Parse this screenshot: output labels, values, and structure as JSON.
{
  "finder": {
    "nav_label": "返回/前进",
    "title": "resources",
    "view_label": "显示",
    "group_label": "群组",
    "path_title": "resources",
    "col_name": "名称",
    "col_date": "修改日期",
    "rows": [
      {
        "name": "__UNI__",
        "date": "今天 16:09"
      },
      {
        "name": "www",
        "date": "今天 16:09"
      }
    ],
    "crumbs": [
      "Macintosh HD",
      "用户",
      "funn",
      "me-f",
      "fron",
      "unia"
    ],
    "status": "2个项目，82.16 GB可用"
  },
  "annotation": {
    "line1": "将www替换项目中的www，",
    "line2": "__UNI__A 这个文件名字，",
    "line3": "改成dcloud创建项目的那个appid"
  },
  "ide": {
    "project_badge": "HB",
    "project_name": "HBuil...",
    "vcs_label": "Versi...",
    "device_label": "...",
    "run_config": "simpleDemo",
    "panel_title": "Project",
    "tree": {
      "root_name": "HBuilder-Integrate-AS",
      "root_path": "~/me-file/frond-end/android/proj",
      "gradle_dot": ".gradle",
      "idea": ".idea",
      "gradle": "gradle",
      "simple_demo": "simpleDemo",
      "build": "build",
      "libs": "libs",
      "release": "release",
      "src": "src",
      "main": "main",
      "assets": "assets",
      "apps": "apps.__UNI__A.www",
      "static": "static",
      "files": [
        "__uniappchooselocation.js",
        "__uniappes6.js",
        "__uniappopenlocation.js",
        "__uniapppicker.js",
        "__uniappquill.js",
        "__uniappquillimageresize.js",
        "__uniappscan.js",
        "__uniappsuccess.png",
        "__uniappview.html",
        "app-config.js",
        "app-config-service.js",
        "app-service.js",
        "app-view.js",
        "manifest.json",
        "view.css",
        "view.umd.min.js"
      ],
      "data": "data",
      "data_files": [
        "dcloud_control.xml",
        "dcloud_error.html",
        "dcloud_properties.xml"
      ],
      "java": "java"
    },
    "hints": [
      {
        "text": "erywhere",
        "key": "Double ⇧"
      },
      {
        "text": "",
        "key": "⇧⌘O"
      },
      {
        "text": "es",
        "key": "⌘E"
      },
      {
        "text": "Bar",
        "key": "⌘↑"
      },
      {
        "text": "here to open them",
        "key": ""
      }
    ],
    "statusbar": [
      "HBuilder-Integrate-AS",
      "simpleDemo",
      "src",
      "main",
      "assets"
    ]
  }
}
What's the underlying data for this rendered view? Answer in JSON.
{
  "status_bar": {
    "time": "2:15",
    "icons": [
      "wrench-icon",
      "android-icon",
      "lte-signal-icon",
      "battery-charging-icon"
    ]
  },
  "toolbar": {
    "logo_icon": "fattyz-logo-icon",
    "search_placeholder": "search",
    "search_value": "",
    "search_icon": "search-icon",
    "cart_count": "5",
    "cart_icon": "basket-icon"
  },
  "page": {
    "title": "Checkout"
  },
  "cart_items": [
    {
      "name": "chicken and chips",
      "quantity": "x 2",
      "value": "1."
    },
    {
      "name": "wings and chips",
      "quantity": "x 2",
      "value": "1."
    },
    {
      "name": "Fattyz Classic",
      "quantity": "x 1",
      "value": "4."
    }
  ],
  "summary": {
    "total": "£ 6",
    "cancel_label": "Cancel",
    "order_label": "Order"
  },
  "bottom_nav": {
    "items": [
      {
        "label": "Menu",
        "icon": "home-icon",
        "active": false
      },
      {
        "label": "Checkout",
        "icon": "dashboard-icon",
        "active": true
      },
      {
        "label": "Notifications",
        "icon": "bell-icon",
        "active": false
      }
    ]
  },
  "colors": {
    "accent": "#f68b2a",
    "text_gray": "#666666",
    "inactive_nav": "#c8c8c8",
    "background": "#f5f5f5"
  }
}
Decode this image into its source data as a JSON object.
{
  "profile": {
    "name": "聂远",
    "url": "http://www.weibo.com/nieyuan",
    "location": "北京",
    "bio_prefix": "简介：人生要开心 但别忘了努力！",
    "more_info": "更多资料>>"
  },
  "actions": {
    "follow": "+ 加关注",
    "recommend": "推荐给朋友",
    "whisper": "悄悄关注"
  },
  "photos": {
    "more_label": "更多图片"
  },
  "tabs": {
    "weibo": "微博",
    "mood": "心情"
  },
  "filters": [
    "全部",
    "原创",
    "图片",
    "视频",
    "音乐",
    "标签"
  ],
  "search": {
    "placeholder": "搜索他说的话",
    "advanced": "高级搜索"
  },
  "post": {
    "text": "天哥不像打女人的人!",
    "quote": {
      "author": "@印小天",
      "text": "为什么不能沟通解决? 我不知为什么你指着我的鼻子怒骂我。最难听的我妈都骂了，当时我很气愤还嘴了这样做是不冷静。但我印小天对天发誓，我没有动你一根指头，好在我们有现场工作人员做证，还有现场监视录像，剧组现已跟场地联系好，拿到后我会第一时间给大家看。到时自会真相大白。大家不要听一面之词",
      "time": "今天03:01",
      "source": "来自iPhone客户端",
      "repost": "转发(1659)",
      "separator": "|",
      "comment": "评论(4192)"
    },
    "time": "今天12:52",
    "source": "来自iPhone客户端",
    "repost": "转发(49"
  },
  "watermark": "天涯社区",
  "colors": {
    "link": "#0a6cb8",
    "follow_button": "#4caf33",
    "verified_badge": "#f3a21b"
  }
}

_ _ _ _ _

Repeat all of the records above exactly as they appear.

Parse this screenshot: output labels, values, and structure as JSON.
{
  "finder": {
    "nav_label": "返回/前进",
    "title": "resources",
    "view_label": "显示",
    "group_label": "群组",
    "path_title": "resources",
    "col_name": "名称",
    "col_date": "修改日期",
    "rows": [
      {
        "name": "__UNI__",
        "date": "今天 16:09"
      },
      {
        "name": "www",
        "date": "今天 16:09"
      }
    ],
    "crumbs": [
      "Macintosh HD",
      "用户",
      "funn",
      "me-f",
      "fron",
      "unia"
    ],
    "status": "2个项目，82.16 GB可用"
  },
  "annotation": {
    "line1": "将www替换项目中的www，",
    "line2": "__UNI__A 这个文件名字，",
    "line3": "改成dcloud创建项目的那个appid"
  },
  "ide": {
    "project_badge": "HB",
    "project_name": "HBuil...",
    "vcs_label": "Versi...",
    "device_label": "...",
    "run_config": "simpleDemo",
    "panel_title": "Project",
    "tree": {
      "root_name": "HBuilder-Integrate-AS",
      "root_path": "~/me-file/frond-end/android/proj",
      "gradle_dot": ".gradle",
      "idea": ".idea",
      "gradle": "gradle",
      "simple_demo": "simpleDemo",
      "build": "build",
      "libs": "libs",
      "release": "release",
      "src": "src",
      "main": "main",
      "assets": "assets",
      "apps": "apps.__UNI__A.www",
      "static": "static",
      "files": [
        "__uniappchooselocation.js",
        "__uniappes6.js",
        "__uniappopenlocation.js",
        "__uniapppicker.js",
        "__uniappquill.js",
        "__uniappquillimageresize.js",
        "__uniappscan.js",
        "__uniappsuccess.png",
        "__uniappview.html",
        "app-config.js",
        "app-config-service.js",
        "app-service.js",
        "app-view.js",
        "manifest.json",
        "view.css",
        "view.umd.min.js"
      ],
      "data": "data",
      "data_files": [
        "dcloud_control.xml",
        "dcloud_error.html",
        "dcloud_properties.xml"
      ],
      "java": "java"
    },
    "hints": [
      {
        "text": "erywhere",
        "key": "Double ⇧"
      },
      {
        "text": "",
        "key": "⇧⌘O"
      },
      {
        "text": "es",
        "key": "⌘E"
      },
      {
        "text": "Bar",
        "key": "⌘↑"
      },
      {
        "text": "here to open them",
        "key": ""
      }
    ],
    "statusbar": [
      "HBuilder-Integrate-AS",
      "simpleDemo",
      "src",
      "main",
      "assets"
    ]
  }
}
What's the underlying data for this rendered view? Answer in JSON.
{
  "status_bar": {
    "time": "2:15",
    "icons": [
      "wrench-icon",
      "android-icon",
      "lte-signal-icon",
      "battery-charging-icon"
    ]
  },
  "toolbar": {
    "logo_icon": "fattyz-logo-icon",
    "search_placeholder": "search",
    "search_value": "",
    "search_icon": "search-icon",
    "cart_count": "5",
    "cart_icon": "basket-icon"
  },
  "page": {
    "title": "Checkout"
  },
  "cart_items": [
    {
      "name": "chicken and chips",
      "quantity": "x 2",
      "value": "1."
    },
    {
      "name": "wings and chips",
      "quantity": "x 2",
      "value": "1."
    },
    {
      "name": "Fattyz Classic",
      "quantity": "x 1",
      "value": "4."
    }
  ],
  "summary": {
    "total": "£ 6",
    "cancel_label": "Cancel",
    "order_label": "Order"
  },
  "bottom_nav": {
    "items": [
      {
        "label": "Menu",
        "icon": "home-icon",
        "active": false
      },
      {
        "label": "Checkout",
        "icon": "dashboard-icon",
        "active": true
      },
      {
        "label": "Notifications",
        "icon": "bell-icon",
        "active": false
      }
    ]
  },
  "colors": {
    "accent": "#f68b2a",
    "text_gray": "#666666",
    "inactive_nav": "#c8c8c8",
    "background": "#f5f5f5"
  }
}
Decode this image into its source data as a JSON object.
{
  "profile": {
    "name": "聂远",
    "url": "http://www.weibo.com/nieyuan",
    "location": "北京",
    "bio_prefix": "简介：人生要开心 但别忘了努力！",
    "more_info": "更多资料>>"
  },
  "actions": {
    "follow": "+ 加关注",
    "recommend": "推荐给朋友",
    "whisper": "悄悄关注"
  },
  "photos": {
    "more_label": "更多图片"
  },
  "tabs": {
    "weibo": "微博",
    "mood": "心情"
  },
  "filters": [
    "全部",
    "原创",
    "图片",
    "视频",
    "音乐",
    "标签"
  ],
  "search": {
    "placeholder": "搜索他说的话",
    "advanced": "高级搜索"
  },
  "post": {
    "text": "天哥不像打女人的人!",
    "quote": {
      "author": "@印小天",
      "text": "为什么不能沟通解决? 我不知为什么你指着我的鼻子怒骂我。最难听的我妈都骂了，当时我很气愤还嘴了这样做是不冷静。但我印小天对天发誓，我没有动你一根指头，好在我们有现场工作人员做证，还有现场监视录像，剧组现已跟场地联系好，拿到后我会第一时间给大家看。到时自会真相大白。大家不要听一面之词",
      "time": "今天03:01",
      "source": "来自iPhone客户端",
      "repost": "转发(1659)",
      "separator": "|",
      "comment": "评论(4192)"
    },
    "time": "今天12:52",
    "source": "来自iPhone客户端",
    "repost": "转发(49"
  },
  "watermark": "天涯社区",
  "colors": {
    "link": "#0a6cb8",
    "follow_button": "#4caf33",
    "verified_badge": "#f3a21b"
  }
}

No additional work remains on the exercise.